BRIEF = Count the lines of the listing below that contain the string "ylabel", treating uppercase and lowercase letters as distinct. Give only the number.

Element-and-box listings
-- begin --

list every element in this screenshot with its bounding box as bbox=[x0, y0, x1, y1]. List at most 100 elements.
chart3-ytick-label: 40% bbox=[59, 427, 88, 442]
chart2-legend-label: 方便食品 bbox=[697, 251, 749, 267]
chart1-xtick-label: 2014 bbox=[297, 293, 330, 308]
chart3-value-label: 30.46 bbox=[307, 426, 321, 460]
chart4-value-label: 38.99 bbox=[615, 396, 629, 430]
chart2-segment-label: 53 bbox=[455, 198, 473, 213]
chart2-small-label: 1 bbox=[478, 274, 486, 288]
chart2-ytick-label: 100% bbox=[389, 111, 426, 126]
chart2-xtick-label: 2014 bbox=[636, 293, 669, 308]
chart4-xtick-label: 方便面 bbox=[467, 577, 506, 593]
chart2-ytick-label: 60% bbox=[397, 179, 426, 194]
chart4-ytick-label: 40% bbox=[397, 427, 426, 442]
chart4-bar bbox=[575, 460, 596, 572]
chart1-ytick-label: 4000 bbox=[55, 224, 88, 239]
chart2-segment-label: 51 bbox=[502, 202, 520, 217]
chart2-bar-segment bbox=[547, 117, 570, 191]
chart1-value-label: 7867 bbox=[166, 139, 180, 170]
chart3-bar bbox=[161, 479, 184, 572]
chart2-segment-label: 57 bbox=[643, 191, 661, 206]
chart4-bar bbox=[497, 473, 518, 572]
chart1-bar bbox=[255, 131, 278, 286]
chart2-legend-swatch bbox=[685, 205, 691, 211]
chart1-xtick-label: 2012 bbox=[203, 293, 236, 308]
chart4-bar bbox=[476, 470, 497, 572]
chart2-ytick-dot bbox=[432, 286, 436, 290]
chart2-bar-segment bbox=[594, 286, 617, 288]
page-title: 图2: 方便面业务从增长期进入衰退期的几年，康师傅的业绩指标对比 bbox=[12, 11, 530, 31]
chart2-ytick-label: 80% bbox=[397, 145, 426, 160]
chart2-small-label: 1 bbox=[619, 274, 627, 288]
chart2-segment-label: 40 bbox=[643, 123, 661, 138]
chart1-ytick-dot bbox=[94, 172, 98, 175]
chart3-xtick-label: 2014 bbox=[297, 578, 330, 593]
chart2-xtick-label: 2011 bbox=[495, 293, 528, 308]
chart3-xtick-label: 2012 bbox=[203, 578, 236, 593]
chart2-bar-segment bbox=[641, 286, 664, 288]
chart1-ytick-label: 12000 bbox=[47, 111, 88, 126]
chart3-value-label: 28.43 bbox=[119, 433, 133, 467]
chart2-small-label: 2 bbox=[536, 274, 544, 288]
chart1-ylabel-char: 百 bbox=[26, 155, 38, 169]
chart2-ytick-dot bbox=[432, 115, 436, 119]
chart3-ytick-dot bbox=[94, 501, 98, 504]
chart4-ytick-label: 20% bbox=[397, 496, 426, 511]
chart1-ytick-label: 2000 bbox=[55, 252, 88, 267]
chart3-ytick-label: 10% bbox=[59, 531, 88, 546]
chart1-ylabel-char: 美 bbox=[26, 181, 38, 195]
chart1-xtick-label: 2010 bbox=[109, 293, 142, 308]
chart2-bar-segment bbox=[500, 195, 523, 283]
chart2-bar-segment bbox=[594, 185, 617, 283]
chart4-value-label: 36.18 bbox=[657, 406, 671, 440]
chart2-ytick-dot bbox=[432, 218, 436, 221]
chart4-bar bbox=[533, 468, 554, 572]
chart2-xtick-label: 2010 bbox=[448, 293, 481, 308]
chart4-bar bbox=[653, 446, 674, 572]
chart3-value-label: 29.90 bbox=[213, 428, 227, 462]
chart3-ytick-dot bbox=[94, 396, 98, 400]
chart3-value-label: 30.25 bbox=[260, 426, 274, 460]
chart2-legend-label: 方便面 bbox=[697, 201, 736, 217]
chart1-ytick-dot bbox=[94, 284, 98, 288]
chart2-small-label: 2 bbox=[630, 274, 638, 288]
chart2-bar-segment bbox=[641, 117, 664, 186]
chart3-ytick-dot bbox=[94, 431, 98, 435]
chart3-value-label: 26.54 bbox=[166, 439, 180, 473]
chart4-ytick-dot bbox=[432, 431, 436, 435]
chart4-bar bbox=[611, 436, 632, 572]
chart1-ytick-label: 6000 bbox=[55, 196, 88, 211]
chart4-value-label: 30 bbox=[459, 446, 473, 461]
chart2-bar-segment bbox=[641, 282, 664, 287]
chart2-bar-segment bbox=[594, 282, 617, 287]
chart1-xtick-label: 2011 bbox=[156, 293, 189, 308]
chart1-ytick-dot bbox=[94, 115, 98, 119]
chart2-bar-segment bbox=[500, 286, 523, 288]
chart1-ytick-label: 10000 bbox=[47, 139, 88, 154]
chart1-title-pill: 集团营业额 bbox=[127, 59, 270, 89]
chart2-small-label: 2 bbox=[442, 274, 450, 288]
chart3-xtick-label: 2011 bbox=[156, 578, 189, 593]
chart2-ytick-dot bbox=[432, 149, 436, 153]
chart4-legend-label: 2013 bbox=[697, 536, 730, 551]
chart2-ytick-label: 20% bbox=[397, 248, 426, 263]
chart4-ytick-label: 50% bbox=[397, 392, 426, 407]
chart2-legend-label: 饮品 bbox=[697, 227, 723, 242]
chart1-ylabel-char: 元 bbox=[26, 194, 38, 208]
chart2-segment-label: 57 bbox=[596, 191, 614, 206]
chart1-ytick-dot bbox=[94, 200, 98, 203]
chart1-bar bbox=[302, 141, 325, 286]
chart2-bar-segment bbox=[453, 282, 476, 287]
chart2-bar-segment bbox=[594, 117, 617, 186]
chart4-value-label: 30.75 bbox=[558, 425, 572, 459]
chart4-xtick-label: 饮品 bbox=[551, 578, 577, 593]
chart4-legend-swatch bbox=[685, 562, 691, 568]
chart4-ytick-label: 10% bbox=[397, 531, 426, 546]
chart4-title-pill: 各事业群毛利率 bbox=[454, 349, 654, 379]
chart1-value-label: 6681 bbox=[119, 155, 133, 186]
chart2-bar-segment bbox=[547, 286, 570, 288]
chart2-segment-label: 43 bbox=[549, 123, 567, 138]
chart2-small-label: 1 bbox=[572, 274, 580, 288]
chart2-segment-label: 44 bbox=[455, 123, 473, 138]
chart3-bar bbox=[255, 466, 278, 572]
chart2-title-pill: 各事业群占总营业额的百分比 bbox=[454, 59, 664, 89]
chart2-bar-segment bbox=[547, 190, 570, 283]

-- end --

SOLUTION FOR THIS EXERCISE = 3